▶ TASK STATEMENT: Take each line containing "Kerken" and report it exactly as written.
# Start of DATASET RECORDS
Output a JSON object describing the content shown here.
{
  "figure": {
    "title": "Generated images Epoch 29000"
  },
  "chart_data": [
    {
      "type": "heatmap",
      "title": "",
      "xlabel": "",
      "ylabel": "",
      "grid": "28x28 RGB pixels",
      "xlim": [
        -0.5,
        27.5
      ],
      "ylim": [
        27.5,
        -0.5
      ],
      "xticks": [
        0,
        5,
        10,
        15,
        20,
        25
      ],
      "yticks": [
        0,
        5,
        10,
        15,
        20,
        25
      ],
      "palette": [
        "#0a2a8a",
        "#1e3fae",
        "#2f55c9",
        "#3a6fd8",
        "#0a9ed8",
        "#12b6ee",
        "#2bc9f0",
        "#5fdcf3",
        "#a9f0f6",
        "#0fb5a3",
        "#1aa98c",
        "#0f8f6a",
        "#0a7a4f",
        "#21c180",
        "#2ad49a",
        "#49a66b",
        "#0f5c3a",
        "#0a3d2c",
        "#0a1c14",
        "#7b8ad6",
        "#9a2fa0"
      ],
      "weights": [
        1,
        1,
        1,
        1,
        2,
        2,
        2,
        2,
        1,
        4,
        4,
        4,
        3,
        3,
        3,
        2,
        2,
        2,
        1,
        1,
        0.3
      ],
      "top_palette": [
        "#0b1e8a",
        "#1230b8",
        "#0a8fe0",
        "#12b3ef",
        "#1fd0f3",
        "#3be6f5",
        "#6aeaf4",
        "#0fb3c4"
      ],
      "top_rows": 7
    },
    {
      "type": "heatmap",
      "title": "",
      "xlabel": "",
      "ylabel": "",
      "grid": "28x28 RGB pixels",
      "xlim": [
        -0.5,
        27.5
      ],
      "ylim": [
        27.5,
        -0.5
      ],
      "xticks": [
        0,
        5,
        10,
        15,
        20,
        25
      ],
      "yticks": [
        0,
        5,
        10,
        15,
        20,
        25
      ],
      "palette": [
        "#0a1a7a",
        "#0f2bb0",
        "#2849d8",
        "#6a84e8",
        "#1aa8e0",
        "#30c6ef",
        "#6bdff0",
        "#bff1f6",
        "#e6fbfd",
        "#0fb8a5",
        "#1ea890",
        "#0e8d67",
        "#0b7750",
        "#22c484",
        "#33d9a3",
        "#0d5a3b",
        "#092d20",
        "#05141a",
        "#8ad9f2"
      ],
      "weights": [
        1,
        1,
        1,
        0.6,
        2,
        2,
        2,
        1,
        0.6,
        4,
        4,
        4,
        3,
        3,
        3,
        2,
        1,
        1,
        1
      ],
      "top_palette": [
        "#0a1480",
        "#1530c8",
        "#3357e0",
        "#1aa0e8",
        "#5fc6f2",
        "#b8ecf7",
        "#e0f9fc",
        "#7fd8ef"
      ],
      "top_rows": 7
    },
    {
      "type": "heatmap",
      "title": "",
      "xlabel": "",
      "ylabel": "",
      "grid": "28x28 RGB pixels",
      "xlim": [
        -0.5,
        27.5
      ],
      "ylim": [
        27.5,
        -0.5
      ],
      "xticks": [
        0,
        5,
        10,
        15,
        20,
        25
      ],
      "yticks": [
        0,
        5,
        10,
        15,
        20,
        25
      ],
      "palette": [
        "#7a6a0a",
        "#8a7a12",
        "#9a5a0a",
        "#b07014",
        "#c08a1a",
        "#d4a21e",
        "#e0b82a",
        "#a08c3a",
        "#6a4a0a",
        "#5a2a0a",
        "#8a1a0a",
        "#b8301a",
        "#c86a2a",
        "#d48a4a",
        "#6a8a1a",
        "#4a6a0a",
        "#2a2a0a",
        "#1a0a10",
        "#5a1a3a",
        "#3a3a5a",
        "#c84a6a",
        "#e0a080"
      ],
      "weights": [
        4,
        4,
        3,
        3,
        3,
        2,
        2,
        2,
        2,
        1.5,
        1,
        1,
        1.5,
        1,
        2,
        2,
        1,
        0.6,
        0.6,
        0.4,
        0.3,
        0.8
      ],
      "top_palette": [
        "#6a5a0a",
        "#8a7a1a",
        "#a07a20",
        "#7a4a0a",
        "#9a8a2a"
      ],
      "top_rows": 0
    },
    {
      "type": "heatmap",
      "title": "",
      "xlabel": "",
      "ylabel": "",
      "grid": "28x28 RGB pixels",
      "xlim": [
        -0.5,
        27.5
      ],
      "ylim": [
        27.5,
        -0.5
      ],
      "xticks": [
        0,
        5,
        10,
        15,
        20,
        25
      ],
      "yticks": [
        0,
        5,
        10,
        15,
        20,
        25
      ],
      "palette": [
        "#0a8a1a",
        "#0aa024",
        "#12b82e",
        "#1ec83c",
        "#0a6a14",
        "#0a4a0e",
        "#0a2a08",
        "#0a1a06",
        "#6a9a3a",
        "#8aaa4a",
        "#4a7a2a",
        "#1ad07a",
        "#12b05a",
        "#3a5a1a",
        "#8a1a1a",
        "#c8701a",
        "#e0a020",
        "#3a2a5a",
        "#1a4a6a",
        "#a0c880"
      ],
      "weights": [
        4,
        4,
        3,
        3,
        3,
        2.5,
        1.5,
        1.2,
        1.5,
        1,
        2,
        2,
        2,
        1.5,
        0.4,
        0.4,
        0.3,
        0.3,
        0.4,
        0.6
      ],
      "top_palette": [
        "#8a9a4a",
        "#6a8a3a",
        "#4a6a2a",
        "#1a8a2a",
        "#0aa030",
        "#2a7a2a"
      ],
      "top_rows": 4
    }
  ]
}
# End of DATASET RECORDS
# Start of DATASET RECORDS
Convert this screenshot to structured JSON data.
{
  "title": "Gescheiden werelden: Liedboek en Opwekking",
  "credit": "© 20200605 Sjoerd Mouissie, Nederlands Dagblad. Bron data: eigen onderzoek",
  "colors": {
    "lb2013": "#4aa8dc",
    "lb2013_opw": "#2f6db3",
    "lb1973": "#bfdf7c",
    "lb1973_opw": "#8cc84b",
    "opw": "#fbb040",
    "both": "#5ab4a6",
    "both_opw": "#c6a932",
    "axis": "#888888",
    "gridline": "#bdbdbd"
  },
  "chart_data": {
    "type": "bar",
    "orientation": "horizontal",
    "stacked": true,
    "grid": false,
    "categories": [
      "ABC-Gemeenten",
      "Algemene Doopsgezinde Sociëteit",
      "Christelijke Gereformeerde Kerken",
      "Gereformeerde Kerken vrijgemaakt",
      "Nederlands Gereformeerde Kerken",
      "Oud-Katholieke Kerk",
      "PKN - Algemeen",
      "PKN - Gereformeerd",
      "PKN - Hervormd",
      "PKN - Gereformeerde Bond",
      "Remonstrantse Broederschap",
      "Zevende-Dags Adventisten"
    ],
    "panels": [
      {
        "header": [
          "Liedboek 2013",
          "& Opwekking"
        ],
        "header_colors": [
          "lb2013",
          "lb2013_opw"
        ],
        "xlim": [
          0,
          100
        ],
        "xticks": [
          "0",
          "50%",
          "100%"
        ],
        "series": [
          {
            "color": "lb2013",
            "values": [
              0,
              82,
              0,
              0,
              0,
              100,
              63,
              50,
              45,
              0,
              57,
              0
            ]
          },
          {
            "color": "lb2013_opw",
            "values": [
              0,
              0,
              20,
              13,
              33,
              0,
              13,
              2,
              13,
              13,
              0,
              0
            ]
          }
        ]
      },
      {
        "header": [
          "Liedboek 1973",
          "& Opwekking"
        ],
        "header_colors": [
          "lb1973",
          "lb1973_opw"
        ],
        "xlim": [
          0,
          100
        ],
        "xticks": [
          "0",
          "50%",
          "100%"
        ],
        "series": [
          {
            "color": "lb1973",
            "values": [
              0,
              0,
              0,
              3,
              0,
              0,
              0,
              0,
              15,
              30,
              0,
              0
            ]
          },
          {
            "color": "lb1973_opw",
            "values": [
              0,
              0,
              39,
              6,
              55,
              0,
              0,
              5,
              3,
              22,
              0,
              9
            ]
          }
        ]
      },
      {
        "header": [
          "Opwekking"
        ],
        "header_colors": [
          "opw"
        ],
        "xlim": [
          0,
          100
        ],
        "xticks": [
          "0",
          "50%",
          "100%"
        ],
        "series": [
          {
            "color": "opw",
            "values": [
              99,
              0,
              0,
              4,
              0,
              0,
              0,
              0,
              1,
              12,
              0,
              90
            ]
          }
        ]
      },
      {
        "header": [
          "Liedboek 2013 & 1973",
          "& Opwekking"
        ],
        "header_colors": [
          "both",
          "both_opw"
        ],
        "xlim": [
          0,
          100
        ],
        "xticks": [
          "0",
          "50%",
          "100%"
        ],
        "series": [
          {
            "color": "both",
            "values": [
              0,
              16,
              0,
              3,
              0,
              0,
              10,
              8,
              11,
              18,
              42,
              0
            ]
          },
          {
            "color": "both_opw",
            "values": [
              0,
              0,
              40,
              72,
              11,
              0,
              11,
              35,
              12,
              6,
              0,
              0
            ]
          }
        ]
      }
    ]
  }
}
# End of DATASET RECORDS
▶ RESPONSE TO THIS TASK:
      "Christelijke Gereformeerde Kerken",
      "Gereformeerde Kerken vrijgemaakt",
      "Nederlands Gereformeerde Kerken",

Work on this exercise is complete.